Prompt:
From the listing below, pick out each line with the word "Толстого".
┄┄┄┄┄┄
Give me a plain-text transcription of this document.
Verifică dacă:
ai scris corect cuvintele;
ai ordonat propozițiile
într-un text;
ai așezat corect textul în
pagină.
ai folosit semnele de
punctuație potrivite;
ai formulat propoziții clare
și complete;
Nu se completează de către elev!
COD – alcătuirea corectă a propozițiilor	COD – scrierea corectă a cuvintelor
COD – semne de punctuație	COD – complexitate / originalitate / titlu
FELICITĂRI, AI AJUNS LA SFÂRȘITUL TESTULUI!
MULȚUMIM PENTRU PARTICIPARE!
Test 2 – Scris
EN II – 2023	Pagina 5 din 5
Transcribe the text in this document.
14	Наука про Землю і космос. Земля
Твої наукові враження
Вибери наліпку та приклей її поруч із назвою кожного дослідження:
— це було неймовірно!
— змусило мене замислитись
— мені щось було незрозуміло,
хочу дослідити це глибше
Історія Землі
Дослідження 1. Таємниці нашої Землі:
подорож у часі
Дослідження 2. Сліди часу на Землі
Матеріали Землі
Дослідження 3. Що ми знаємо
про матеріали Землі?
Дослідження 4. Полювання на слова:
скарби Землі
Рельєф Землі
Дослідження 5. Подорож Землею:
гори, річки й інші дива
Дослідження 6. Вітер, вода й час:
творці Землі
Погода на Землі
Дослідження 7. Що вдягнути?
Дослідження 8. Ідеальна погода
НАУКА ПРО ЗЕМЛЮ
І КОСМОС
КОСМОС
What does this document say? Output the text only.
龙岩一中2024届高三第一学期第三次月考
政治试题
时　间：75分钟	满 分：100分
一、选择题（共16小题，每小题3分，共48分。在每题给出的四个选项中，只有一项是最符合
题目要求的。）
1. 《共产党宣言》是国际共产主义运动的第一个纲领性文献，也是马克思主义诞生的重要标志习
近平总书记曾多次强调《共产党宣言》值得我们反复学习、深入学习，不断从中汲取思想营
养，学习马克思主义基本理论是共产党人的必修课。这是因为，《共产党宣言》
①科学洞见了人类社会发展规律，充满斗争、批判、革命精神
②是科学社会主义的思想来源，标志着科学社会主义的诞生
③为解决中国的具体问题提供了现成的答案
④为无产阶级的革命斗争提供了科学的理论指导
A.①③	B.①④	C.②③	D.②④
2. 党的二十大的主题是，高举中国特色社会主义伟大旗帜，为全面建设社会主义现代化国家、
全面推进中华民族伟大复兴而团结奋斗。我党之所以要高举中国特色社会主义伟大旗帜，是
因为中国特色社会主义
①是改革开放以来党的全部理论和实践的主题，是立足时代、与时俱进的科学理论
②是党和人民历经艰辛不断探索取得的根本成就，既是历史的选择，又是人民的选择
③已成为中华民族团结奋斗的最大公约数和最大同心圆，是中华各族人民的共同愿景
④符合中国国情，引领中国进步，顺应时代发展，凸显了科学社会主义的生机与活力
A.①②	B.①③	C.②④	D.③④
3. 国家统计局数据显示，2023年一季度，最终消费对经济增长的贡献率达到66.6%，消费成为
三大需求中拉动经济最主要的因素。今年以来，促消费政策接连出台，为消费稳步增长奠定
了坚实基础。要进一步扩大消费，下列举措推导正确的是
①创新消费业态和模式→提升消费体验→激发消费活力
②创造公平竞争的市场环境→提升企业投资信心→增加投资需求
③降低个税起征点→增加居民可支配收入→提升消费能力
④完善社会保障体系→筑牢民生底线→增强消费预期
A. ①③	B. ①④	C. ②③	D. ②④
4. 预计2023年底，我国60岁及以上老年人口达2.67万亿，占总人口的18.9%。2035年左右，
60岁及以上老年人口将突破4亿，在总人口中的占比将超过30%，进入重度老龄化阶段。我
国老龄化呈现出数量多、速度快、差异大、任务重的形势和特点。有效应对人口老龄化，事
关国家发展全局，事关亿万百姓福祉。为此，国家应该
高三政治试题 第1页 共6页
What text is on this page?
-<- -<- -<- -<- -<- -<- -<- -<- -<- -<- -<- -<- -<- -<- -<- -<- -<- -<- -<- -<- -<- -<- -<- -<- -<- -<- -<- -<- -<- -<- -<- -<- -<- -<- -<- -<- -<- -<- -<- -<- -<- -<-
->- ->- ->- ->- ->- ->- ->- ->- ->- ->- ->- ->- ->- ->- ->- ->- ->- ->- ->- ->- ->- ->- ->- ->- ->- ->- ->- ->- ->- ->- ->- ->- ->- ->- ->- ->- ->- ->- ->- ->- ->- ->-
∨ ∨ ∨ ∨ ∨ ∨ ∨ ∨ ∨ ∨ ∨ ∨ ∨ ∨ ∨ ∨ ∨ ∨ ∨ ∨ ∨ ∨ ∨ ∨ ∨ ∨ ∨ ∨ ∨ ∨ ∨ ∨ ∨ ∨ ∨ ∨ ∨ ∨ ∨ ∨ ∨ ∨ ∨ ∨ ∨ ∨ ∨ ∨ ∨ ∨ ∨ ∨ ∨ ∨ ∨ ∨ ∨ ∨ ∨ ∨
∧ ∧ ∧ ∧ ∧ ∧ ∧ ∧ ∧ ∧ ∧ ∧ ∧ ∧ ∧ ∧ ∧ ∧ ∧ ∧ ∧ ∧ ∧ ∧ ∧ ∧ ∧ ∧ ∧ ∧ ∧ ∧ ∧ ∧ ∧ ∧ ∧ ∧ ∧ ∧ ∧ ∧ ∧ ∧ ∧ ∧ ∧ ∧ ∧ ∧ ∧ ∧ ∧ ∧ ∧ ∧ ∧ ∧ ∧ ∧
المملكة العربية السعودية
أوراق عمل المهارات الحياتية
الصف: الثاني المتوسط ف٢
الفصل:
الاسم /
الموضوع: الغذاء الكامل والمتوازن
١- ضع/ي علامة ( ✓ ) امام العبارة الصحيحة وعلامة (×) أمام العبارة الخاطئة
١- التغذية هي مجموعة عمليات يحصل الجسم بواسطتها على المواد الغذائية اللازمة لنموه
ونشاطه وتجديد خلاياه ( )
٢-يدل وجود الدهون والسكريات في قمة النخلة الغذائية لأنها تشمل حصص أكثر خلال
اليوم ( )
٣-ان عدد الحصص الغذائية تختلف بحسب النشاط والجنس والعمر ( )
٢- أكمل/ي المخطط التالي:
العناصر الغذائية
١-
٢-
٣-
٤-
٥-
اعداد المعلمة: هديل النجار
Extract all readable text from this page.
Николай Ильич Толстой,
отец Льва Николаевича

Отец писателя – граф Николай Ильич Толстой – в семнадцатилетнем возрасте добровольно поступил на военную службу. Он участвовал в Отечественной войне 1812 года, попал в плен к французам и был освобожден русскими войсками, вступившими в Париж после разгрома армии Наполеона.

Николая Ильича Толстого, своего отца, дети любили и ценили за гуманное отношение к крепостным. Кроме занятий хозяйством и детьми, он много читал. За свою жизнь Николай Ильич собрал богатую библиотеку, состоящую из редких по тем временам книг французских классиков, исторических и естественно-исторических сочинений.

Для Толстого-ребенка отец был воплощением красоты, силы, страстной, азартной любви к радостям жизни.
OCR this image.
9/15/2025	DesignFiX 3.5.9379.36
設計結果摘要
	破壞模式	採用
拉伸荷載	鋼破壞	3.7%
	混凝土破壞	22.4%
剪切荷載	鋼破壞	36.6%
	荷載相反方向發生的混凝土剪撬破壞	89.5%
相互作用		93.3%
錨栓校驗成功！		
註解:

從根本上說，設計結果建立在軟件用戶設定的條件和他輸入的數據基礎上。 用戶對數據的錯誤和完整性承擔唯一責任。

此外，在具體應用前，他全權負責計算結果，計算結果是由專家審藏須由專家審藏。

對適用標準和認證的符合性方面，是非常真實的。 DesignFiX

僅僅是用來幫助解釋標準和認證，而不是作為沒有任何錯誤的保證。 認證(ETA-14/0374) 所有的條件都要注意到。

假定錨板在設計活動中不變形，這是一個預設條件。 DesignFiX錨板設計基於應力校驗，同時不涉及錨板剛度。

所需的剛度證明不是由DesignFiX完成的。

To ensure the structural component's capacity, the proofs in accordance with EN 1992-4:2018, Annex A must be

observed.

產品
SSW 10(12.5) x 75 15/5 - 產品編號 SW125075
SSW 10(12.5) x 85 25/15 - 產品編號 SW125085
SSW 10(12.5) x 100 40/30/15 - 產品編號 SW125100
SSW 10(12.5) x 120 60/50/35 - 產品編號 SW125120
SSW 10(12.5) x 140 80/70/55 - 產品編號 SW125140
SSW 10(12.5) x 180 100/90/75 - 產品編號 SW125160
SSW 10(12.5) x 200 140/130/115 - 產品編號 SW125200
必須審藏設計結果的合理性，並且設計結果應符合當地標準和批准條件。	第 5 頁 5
┄┄┄┄┄┄
Exercise answer:
Николая Ильича Толстого, своего отца, дети любили и ценили за гуманное отношение к крепостным. Кроме занятий хозяйством и детьми, он много читал. За свою жизнь Николай Ильич собрал богатую библиотеку, состоящую из редких по тем временам книг французских классиков, исторических и естественно-исторических сочинений.
Для Толстого-ребенка отец был воплощением красоты, силы, страстной, азартной любви к радостям жизни.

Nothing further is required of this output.